╭─ MATERIALS PROVIDED
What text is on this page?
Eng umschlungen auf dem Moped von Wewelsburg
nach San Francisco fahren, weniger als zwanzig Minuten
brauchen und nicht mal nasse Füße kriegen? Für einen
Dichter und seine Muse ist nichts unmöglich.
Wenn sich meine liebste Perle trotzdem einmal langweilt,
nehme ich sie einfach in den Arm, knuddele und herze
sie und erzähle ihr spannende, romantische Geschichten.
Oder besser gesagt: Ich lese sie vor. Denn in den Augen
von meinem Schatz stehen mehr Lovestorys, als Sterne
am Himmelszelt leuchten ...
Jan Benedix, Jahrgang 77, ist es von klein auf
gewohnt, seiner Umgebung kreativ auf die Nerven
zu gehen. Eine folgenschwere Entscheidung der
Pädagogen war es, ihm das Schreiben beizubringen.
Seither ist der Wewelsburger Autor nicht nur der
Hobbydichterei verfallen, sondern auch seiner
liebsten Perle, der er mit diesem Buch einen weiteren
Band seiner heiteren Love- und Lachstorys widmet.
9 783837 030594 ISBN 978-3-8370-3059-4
╰─
TASK: State the number of lines in the records that include "einen", and write nothing else.

COMPLETE RESPONSE: 2